Thanks for everyone's help.

bikkr38
01-30-2003, 11:07 PM
please tell me how you did it, two weeks and I still cannot connect from both of my windows boxes, to linux, on one of my computers I can see my computer icon with the name I gave it and that it is a samba server 2.2.7 but when I click on it, asks for a password, type in the password, tells me wrong password, what am I doing wrong, when all three of my machines are on the network in windows I have no problems, printing sharing files or anything, when my machine has linux running, the others cannot send anything to the printer. when I use smbclient and the passwd I set up that works. going nuts please help!!!!!!!!!!

Fermat
01-31-2003, 12:01 AM
I'll try to help. I am by no means an expert. I'm still very new to the world of Linux.
For starters, I'd suggest start small. Don't worry about the printer yet. Get two computers up and running and make sure they can communicate with each other. nmblookup and ping commands for Linux were invaluable. nbtstat and ping commands for Windows are equally as invaluable. Make sure the computers can "see" each other.
I had 3 major problems along the way and this is how I resolved them.

Supplied material:
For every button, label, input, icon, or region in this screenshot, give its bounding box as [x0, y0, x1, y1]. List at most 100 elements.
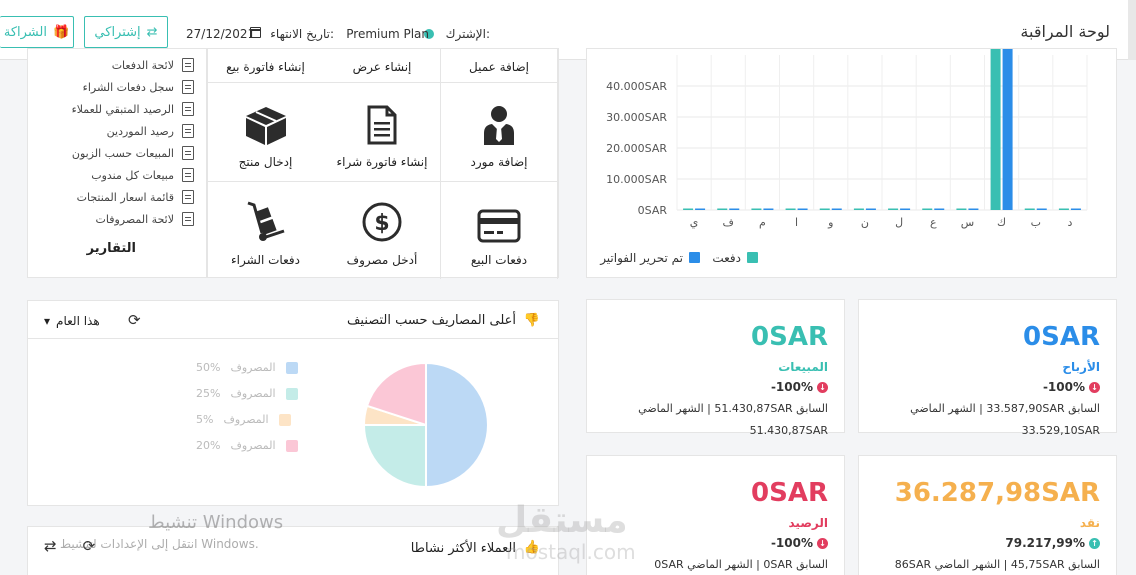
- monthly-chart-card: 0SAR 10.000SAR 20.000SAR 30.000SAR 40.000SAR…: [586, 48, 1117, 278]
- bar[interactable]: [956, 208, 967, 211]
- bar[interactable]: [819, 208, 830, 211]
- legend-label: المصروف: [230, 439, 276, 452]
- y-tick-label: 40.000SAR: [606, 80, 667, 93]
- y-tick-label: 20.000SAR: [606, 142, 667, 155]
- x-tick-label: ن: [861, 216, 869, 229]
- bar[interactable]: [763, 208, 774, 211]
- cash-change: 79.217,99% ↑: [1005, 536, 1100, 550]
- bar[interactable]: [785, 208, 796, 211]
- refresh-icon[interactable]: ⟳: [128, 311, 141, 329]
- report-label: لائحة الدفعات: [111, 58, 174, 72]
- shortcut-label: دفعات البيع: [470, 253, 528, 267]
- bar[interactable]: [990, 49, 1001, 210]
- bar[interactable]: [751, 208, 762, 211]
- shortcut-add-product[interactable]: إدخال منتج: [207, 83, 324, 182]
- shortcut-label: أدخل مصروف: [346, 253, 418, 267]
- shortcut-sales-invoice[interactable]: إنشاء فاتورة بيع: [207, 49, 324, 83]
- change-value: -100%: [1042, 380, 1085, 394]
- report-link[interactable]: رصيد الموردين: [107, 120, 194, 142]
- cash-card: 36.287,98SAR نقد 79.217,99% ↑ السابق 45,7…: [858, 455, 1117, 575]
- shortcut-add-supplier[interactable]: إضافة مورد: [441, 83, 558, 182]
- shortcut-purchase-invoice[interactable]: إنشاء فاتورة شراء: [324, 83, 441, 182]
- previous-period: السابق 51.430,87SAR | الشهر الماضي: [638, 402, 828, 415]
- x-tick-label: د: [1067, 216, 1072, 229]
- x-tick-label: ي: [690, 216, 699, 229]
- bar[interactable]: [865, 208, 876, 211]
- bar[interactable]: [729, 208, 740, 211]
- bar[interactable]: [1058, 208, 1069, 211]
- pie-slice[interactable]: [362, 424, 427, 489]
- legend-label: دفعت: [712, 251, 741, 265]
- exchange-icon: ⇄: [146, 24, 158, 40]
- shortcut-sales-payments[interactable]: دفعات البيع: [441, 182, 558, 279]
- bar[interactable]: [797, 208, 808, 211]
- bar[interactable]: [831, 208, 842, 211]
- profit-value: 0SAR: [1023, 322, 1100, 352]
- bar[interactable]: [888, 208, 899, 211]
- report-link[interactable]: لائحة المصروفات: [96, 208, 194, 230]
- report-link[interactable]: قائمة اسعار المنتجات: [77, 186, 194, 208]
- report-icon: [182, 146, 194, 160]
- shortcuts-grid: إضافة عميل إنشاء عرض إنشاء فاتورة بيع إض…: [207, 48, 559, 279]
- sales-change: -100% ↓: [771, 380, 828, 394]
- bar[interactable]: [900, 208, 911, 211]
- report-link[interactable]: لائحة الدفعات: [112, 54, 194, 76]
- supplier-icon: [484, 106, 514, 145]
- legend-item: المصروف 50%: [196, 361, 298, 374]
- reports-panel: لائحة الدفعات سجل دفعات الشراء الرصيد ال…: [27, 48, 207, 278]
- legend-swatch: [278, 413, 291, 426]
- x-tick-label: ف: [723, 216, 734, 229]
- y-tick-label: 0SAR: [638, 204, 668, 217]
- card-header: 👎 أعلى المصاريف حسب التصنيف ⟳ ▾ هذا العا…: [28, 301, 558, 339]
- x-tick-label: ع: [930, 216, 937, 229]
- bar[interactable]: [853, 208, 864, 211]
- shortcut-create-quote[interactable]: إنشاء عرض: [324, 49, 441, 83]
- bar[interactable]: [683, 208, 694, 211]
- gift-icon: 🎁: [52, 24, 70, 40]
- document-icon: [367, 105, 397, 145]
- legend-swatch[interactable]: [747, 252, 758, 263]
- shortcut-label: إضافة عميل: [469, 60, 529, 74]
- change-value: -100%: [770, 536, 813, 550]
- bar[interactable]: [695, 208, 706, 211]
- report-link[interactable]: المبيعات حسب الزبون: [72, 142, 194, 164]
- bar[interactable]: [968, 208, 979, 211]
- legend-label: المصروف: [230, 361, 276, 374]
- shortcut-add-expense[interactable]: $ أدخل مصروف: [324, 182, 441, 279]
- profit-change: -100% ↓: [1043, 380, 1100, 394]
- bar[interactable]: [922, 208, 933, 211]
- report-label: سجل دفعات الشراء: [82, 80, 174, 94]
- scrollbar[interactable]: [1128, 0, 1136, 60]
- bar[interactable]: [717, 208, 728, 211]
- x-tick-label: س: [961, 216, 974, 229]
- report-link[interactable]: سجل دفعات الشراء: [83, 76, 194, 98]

Directives:
a) Answer these questions about the Samba networking thread:
(i) Which Samba server version does bikkr38 see listed on one computer?
(ii) Which commands does Fermat call invaluable for Windows?
(iii) How many major problems did Fermat run into?
b) Translate this sentence from the Samba networking thread into Spanish: "Make sure the computers can "see" each other."
c) Go on with the Samba networking thread from the point where its text stops.
The listing plays no part in this work.

In response:
a)
(i) 2.2.7
(ii) nbtstat and ping
(iii) Three

b) Asegúrate de que las computadoras puedan «verse» entre sí.

c)
My first problem was a computer naming problem. I tried to keep the same name for my Linuxbox in as many locations as I could find. I changed the computer name so they all matched in my Linuxbox in the smb.conf file, the network adapter GUI and also the hosts file.
Next, I was having a password problem. I kept getting rejected going from both Win>Lin and Lin>Win. I redid my user settings multiple times all with no luck. I think the problem was with PAM. Finally, I got fed up and erased my smb.conf file. My new smb.conf file is extremely small. I'm going to go back and add commands to it as I get more comfortable using Samba. I was having all kinds of trouble configuring my computer with the sample smb.conf files that I'd found on the net, so I saved one copy of my original smb.conf (I called it smb1.conf) and I deleted and made a new smb.conf with very few commands and only 1 share file (for now). My entire smb.conf file is only about 10 lines.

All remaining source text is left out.